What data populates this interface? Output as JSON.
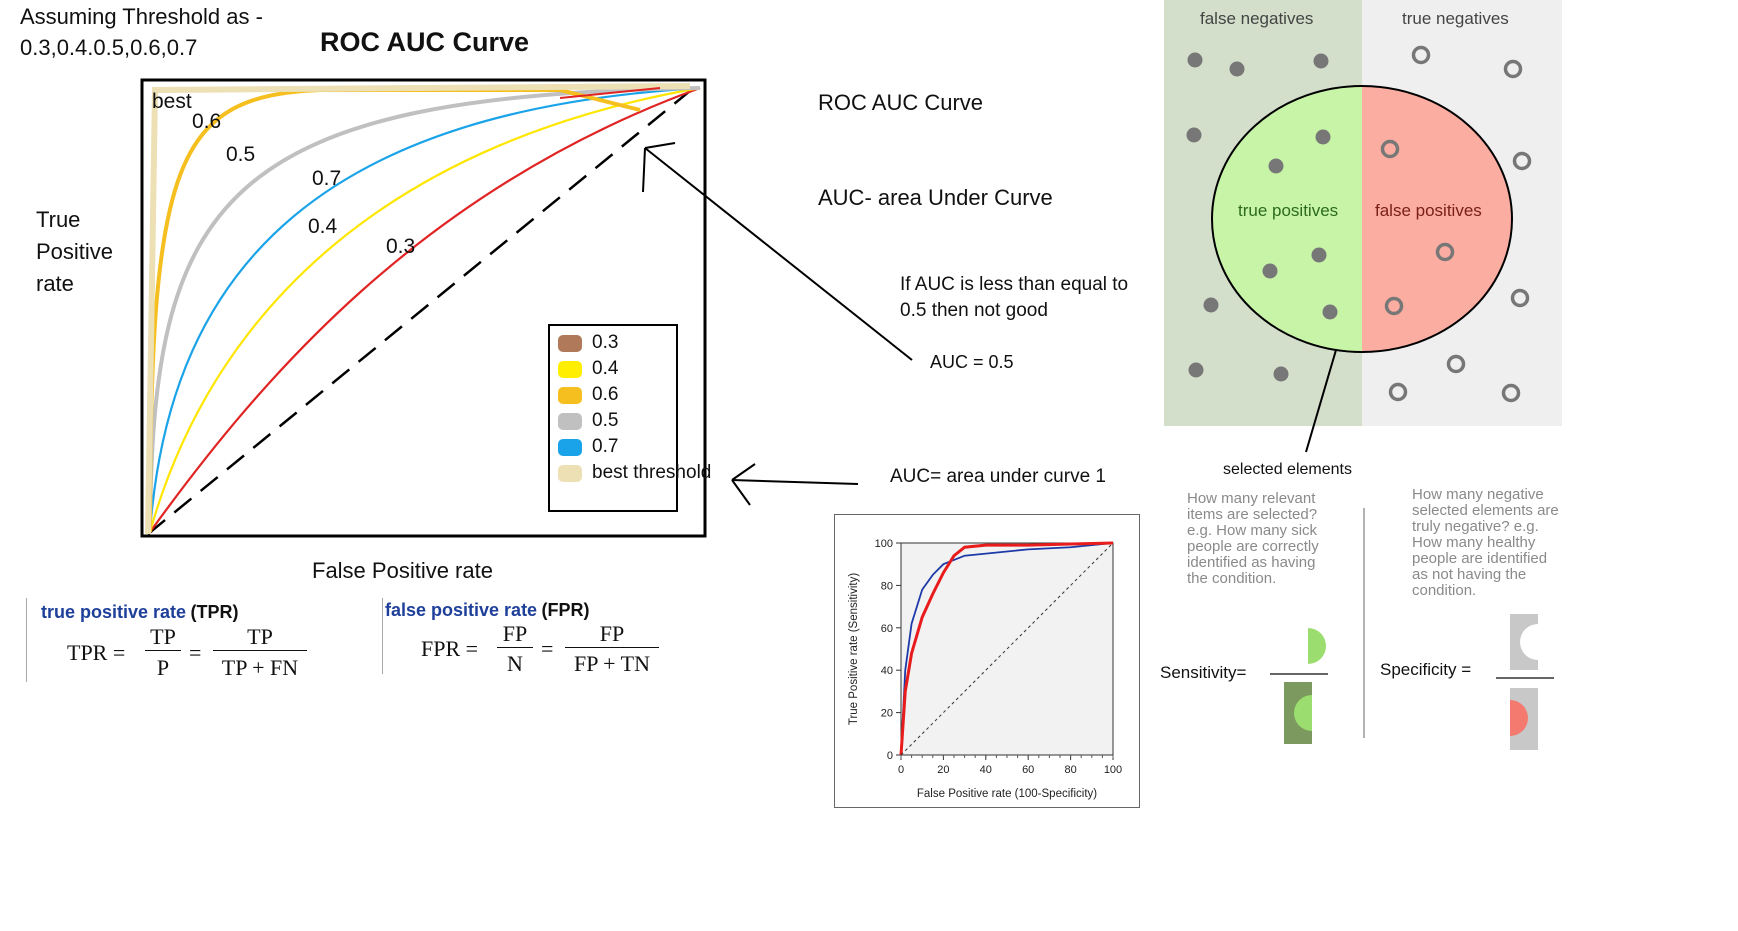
{
  "header": {
    "threshold_note_line1": "Assuming Threshold as -",
    "threshold_note_line2": "0.3,0.4.0.5,0.6,0.7",
    "main_title": "ROC AUC Curve"
  },
  "left_chart": {
    "y_label": [
      "True",
      "Positive",
      "rate"
    ],
    "x_label": "False Positive rate",
    "curve_labels": [
      "best",
      "0.6",
      "0.5",
      "0.7",
      "0.4",
      "0.3"
    ],
    "legend": [
      {
        "label": "0.3",
        "color": "#b07a5a"
      },
      {
        "label": "0.4",
        "color": "#ffee00"
      },
      {
        "label": "0.6",
        "color": "#f5bf1f"
      },
      {
        "label": "0.5",
        "color": "#c0c0c0"
      },
      {
        "label": "0.7",
        "color": "#1aa3e8"
      },
      {
        "label": "best threshold",
        "color": "#ece0b4"
      }
    ]
  },
  "notes": {
    "roc_auc": "ROC AUC Curve",
    "auc_def": "AUC- area Under Curve",
    "auc_rule_line1": "If AUC is less than equal to",
    "auc_rule_line2": "0.5 then not good",
    "auc_half": "AUC = 0.5",
    "auc_one": "AUC= area under curve 1"
  },
  "formulas": {
    "tpr_title": "true positive rate",
    "tpr_abbr": "(TPR)",
    "tpr_lhs": "TPR",
    "tpr_num1": "TP",
    "tpr_den1": "P",
    "tpr_num2": "TP",
    "tpr_den2": "TP + FN",
    "fpr_title": "false positive rate",
    "fpr_abbr": "(FPR)",
    "fpr_lhs": "FPR",
    "fpr_num1": "FP",
    "fpr_den1": "N",
    "fpr_num2": "FP",
    "fpr_den2": "FP + TN"
  },
  "small_chart": {
    "ylabel": "True Positive rate (Sensitivity)",
    "xlabel": "False Positive rate (100-Specificity)",
    "x_ticks": [
      "0",
      "20",
      "40",
      "60",
      "80",
      "100"
    ],
    "y_ticks": [
      "0",
      "20",
      "40",
      "60",
      "80",
      "100"
    ],
    "series_colors": [
      "#1e3aa8",
      "#e81c1c"
    ]
  },
  "chart_data": {
    "type": "line",
    "xlabel": "False Positive rate (100-Specificity)",
    "ylabel": "True Positive rate (Sensitivity)",
    "xlim": [
      0,
      100
    ],
    "ylim": [
      0,
      100
    ],
    "series": [
      {
        "color": "#1e3aa8",
        "x": [
          0,
          2,
          5,
          10,
          15,
          20,
          30,
          40,
          60,
          80,
          100
        ],
        "y": [
          0,
          40,
          62,
          78,
          85,
          90,
          94,
          95,
          97,
          98,
          100
        ]
      },
      {
        "color": "#e81c1c",
        "x": [
          0,
          2,
          5,
          10,
          15,
          20,
          25,
          30,
          40,
          60,
          80,
          100
        ],
        "y": [
          0,
          30,
          48,
          65,
          76,
          86,
          94,
          98,
          99,
          99,
          99.5,
          100
        ]
      },
      {
        "color": "#333333",
        "x": [
          0,
          100
        ],
        "y": [
          0,
          100
        ]
      }
    ]
  },
  "confusion": {
    "false_negatives": "false negatives",
    "true_negatives": "true negatives",
    "true_positives": "true positives",
    "false_positives": "false positives",
    "selected": "selected elements",
    "sens_question": "How many relevant items are selected? e.g. How many sick people are correctly identified as having the condition.",
    "spec_question": "How many negative selected elements are truly negative? e.g. How many healthy people are identified as not having the condition.",
    "sensitivity": "Sensitivity=",
    "specificity": "Specificity ="
  }
}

—————

## Short task
Transcribe every record above exactly as written, leaving out any pictures.

## Result below
What data populates this interface? Output as JSON.
{
  "header": {
    "threshold_note_line1": "Assuming Threshold as -",
    "threshold_note_line2": "0.3,0.4.0.5,0.6,0.7",
    "main_title": "ROC AUC Curve"
  },
  "left_chart": {
    "y_label": [
      "True",
      "Positive",
      "rate"
    ],
    "x_label": "False Positive rate",
    "curve_labels": [
      "best",
      "0.6",
      "0.5",
      "0.7",
      "0.4",
      "0.3"
    ],
    "legend": [
      {
        "label": "0.3",
        "color": "#b07a5a"
      },
      {
        "label": "0.4",
        "color": "#ffee00"
      },
      {
        "label": "0.6",
        "color": "#f5bf1f"
      },
      {
        "label": "0.5",
        "color": "#c0c0c0"
      },
      {
        "label": "0.7",
        "color": "#1aa3e8"
      },
      {
        "label": "best threshold",
        "color": "#ece0b4"
      }
    ]
  },
  "notes": {
    "roc_auc": "ROC AUC Curve",
    "auc_def": "AUC- area Under Curve",
    "auc_rule_line1": "If AUC is less than equal to",
    "auc_rule_line2": "0.5 then not good",
    "auc_half": "AUC = 0.5",
    "auc_one": "AUC= area under curve 1"
  },
  "formulas": {
    "tpr_title": "true positive rate",
    "tpr_abbr": "(TPR)",
    "tpr_lhs": "TPR",
    "tpr_num1": "TP",
    "tpr_den1": "P",
    "tpr_num2": "TP",
    "tpr_den2": "TP + FN",
    "fpr_title": "false positive rate",
    "fpr_abbr": "(FPR)",
    "fpr_lhs": "FPR",
    "fpr_num1": "FP",
    "fpr_den1": "N",
    "fpr_num2": "FP",
    "fpr_den2": "FP + TN"
  },
  "small_chart": {
    "ylabel": "True Positive rate (Sensitivity)",
    "xlabel": "False Positive rate (100-Specificity)",
    "x_ticks": [
      "0",
      "20",
      "40",
      "60",
      "80",
      "100"
    ],
    "y_ticks": [
      "0",
      "20",
      "40",
      "60",
      "80",
      "100"
    ],
    "series_colors": [
      "#1e3aa8",
      "#e81c1c"
    ]
  },
  "chart_data": {
    "type": "line",
    "xlabel": "False Positive rate (100-Specificity)",
    "ylabel": "True Positive rate (Sensitivity)",
    "xlim": [
      0,
      100
    ],
    "ylim": [
      0,
      100
    ],
    "series": [
      {
        "color": "#1e3aa8",
        "x": [
          0,
          2,
          5,
          10,
          15,
          20,
          30,
          40,
          60,
          80,
          100
        ],
        "y": [
          0,
          40,
          62,
          78,
          85,
          90,
          94,
          95,
          97,
          98,
          100
        ]
      },
      {
        "color": "#e81c1c",
        "x": [
          0,
          2,
          5,
          10,
          15,
          20,
          25,
          30,
          40,
          60,
          80,
          100
        ],
        "y": [
          0,
          30,
          48,
          65,
          76,
          86,
          94,
          98,
          99,
          99,
          99.5,
          100
        ]
      },
      {
        "color": "#333333",
        "x": [
          0,
          100
        ],
        "y": [
          0,
          100
        ]
      }
    ]
  },
  "confusion": {
    "false_negatives": "false negatives",
    "true_negatives": "true negatives",
    "true_positives": "true positives",
    "false_positives": "false positives",
    "selected": "selected elements",
    "sens_question": "How many relevant items are selected? e.g. How many sick people are correctly identified as having the condition.",
    "spec_question": "How many negative selected elements are truly negative? e.g. How many healthy people are identified as not having the condition.",
    "sensitivity": "Sensitivity=",
    "specificity": "Specificity ="
  }
}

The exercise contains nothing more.